## AIM
Copy everything in the data below exactly except the pictures.

━━━━━ RECORDED INFORMATION ━━━━━

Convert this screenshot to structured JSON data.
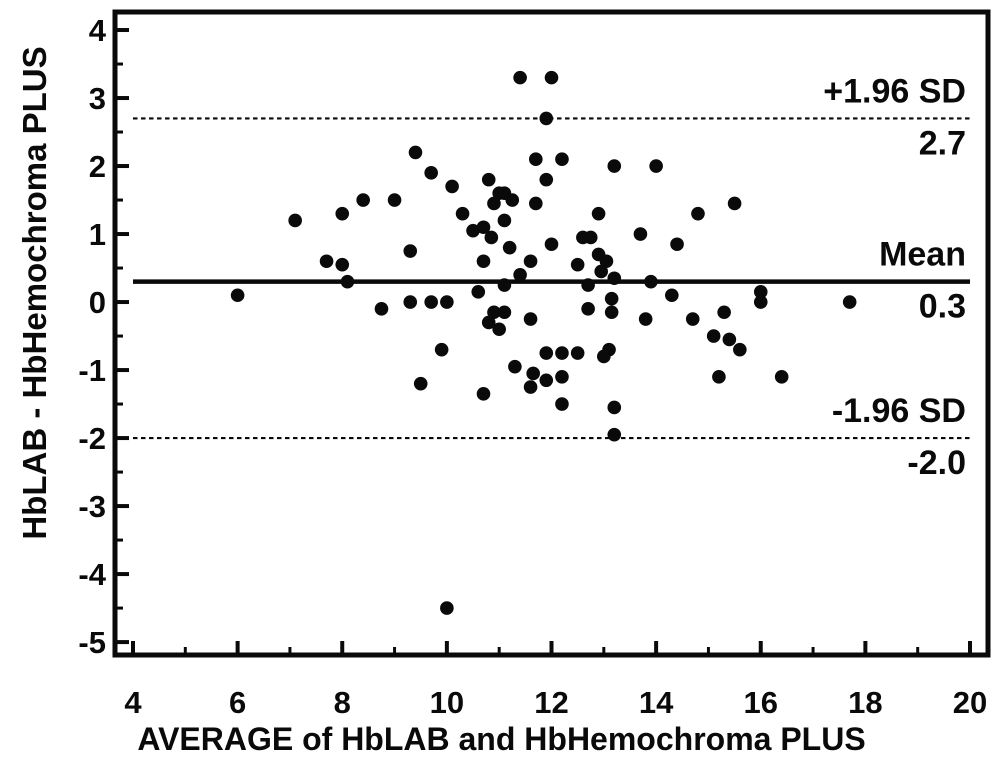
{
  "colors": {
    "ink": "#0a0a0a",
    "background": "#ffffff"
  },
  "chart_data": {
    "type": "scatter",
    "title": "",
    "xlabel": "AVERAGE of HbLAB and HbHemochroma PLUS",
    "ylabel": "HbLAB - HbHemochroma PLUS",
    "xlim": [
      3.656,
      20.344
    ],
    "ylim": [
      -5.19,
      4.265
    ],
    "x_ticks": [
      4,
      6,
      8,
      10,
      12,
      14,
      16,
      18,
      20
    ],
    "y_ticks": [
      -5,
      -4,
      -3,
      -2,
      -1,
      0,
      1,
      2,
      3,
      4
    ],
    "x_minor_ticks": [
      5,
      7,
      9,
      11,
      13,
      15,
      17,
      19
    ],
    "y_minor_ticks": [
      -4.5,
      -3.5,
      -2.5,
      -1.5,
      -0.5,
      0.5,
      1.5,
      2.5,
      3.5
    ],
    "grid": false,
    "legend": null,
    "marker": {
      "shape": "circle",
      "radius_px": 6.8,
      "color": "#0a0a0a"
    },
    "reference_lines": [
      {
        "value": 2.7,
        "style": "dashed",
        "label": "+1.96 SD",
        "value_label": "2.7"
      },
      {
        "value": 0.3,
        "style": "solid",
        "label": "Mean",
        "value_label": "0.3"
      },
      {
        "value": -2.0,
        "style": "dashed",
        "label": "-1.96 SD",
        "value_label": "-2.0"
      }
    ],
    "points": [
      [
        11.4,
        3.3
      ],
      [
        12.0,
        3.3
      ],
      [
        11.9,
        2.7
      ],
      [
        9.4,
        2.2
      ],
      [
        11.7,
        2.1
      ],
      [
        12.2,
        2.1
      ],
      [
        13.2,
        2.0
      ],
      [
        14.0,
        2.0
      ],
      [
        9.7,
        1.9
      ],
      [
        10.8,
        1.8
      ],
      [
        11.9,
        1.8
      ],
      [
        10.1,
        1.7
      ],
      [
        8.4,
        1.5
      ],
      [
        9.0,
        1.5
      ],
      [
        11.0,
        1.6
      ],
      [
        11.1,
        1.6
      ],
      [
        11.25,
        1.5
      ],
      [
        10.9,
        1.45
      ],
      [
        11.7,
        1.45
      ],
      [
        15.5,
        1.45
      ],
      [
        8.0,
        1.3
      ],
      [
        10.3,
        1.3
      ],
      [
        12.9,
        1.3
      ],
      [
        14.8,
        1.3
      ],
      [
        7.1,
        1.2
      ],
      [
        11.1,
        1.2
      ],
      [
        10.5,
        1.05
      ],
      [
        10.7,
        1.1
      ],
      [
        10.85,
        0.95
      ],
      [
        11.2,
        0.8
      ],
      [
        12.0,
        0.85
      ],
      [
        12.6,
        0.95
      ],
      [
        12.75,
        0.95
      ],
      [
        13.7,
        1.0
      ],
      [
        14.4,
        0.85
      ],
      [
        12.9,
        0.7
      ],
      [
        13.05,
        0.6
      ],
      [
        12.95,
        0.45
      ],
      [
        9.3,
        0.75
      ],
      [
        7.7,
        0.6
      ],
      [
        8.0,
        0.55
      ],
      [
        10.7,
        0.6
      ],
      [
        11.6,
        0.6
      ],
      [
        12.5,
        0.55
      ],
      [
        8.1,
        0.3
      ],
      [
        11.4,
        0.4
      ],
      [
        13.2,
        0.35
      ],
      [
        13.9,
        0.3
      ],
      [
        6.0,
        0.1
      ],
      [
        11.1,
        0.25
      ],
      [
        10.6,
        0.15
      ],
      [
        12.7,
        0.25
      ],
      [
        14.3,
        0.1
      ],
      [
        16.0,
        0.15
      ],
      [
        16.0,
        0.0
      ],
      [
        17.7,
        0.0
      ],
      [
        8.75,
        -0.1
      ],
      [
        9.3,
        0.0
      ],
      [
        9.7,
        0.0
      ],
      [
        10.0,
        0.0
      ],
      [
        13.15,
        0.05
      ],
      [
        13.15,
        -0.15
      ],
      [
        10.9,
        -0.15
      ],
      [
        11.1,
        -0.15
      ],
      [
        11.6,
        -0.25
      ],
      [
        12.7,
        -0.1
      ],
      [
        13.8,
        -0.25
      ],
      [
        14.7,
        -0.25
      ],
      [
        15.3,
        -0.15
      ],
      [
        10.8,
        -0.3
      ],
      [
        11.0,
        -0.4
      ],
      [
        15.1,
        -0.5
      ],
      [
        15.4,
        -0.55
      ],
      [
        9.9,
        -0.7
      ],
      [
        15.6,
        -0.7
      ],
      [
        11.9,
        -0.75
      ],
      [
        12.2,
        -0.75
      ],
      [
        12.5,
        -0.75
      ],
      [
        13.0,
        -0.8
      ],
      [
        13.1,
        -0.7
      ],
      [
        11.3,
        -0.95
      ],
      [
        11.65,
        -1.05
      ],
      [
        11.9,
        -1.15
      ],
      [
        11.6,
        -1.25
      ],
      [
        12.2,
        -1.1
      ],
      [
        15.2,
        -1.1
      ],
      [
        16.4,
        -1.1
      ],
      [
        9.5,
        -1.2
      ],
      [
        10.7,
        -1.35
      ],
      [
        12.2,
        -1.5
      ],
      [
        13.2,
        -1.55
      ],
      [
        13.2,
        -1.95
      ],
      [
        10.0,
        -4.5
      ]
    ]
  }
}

━━━━━

## WRITTEN RESPONSE
Convert this screenshot to structured JSON data.
{
  "colors": {
    "ink": "#0a0a0a",
    "background": "#ffffff"
  },
  "chart_data": {
    "type": "scatter",
    "title": "",
    "xlabel": "AVERAGE of HbLAB and HbHemochroma PLUS",
    "ylabel": "HbLAB - HbHemochroma PLUS",
    "xlim": [
      3.656,
      20.344
    ],
    "ylim": [
      -5.19,
      4.265
    ],
    "x_ticks": [
      4,
      6,
      8,
      10,
      12,
      14,
      16,
      18,
      20
    ],
    "y_ticks": [
      -5,
      -4,
      -3,
      -2,
      -1,
      0,
      1,
      2,
      3,
      4
    ],
    "x_minor_ticks": [
      5,
      7,
      9,
      11,
      13,
      15,
      17,
      19
    ],
    "y_minor_ticks": [
      -4.5,
      -3.5,
      -2.5,
      -1.5,
      -0.5,
      0.5,
      1.5,
      2.5,
      3.5
    ],
    "grid": false,
    "legend": null,
    "marker": {
      "shape": "circle",
      "radius_px": 6.8,
      "color": "#0a0a0a"
    },
    "reference_lines": [
      {
        "value": 2.7,
        "style": "dashed",
        "label": "+1.96 SD",
        "value_label": "2.7"
      },
      {
        "value": 0.3,
        "style": "solid",
        "label": "Mean",
        "value_label": "0.3"
      },
      {
        "value": -2.0,
        "style": "dashed",
        "label": "-1.96 SD",
        "value_label": "-2.0"
      }
    ],
    "points": [
      [
        11.4,
        3.3
      ],
      [
        12.0,
        3.3
      ],
      [
        11.9,
        2.7
      ],
      [
        9.4,
        2.2
      ],
      [
        11.7,
        2.1
      ],
      [
        12.2,
        2.1
      ],
      [
        13.2,
        2.0
      ],
      [
        14.0,
        2.0
      ],
      [
        9.7,
        1.9
      ],
      [
        10.8,
        1.8
      ],
      [
        11.9,
        1.8
      ],
      [
        10.1,
        1.7
      ],
      [
        8.4,
        1.5
      ],
      [
        9.0,
        1.5
      ],
      [
        11.0,
        1.6
      ],
      [
        11.1,
        1.6
      ],
      [
        11.25,
        1.5
      ],
      [
        10.9,
        1.45
      ],
      [
        11.7,
        1.45
      ],
      [
        15.5,
        1.45
      ],
      [
        8.0,
        1.3
      ],
      [
        10.3,
        1.3
      ],
      [
        12.9,
        1.3
      ],
      [
        14.8,
        1.3
      ],
      [
        7.1,
        1.2
      ],
      [
        11.1,
        1.2
      ],
      [
        10.5,
        1.05
      ],
      [
        10.7,
        1.1
      ],
      [
        10.85,
        0.95
      ],
      [
        11.2,
        0.8
      ],
      [
        12.0,
        0.85
      ],
      [
        12.6,
        0.95
      ],
      [
        12.75,
        0.95
      ],
      [
        13.7,
        1.0
      ],
      [
        14.4,
        0.85
      ],
      [
        12.9,
        0.7
      ],
      [
        13.05,
        0.6
      ],
      [
        12.95,
        0.45
      ],
      [
        9.3,
        0.75
      ],
      [
        7.7,
        0.6
      ],
      [
        8.0,
        0.55
      ],
      [
        10.7,
        0.6
      ],
      [
        11.6,
        0.6
      ],
      [
        12.5,
        0.55
      ],
      [
        8.1,
        0.3
      ],
      [
        11.4,
        0.4
      ],
      [
        13.2,
        0.35
      ],
      [
        13.9,
        0.3
      ],
      [
        6.0,
        0.1
      ],
      [
        11.1,
        0.25
      ],
      [
        10.6,
        0.15
      ],
      [
        12.7,
        0.25
      ],
      [
        14.3,
        0.1
      ],
      [
        16.0,
        0.15
      ],
      [
        16.0,
        0.0
      ],
      [
        17.7,
        0.0
      ],
      [
        8.75,
        -0.1
      ],
      [
        9.3,
        0.0
      ],
      [
        9.7,
        0.0
      ],
      [
        10.0,
        0.0
      ],
      [
        13.15,
        0.05
      ],
      [
        13.15,
        -0.15
      ],
      [
        10.9,
        -0.15
      ],
      [
        11.1,
        -0.15
      ],
      [
        11.6,
        -0.25
      ],
      [
        12.7,
        -0.1
      ],
      [
        13.8,
        -0.25
      ],
      [
        14.7,
        -0.25
      ],
      [
        15.3,
        -0.15
      ],
      [
        10.8,
        -0.3
      ],
      [
        11.0,
        -0.4
      ],
      [
        15.1,
        -0.5
      ],
      [
        15.4,
        -0.55
      ],
      [
        9.9,
        -0.7
      ],
      [
        15.6,
        -0.7
      ],
      [
        11.9,
        -0.75
      ],
      [
        12.2,
        -0.75
      ],
      [
        12.5,
        -0.75
      ],
      [
        13.0,
        -0.8
      ],
      [
        13.1,
        -0.7
      ],
      [
        11.3,
        -0.95
      ],
      [
        11.65,
        -1.05
      ],
      [
        11.9,
        -1.15
      ],
      [
        11.6,
        -1.25
      ],
      [
        12.2,
        -1.1
      ],
      [
        15.2,
        -1.1
      ],
      [
        16.4,
        -1.1
      ],
      [
        9.5,
        -1.2
      ],
      [
        10.7,
        -1.35
      ],
      [
        12.2,
        -1.5
      ],
      [
        13.2,
        -1.55
      ],
      [
        13.2,
        -1.95
      ],
      [
        10.0,
        -4.5
      ]
    ]
  }
}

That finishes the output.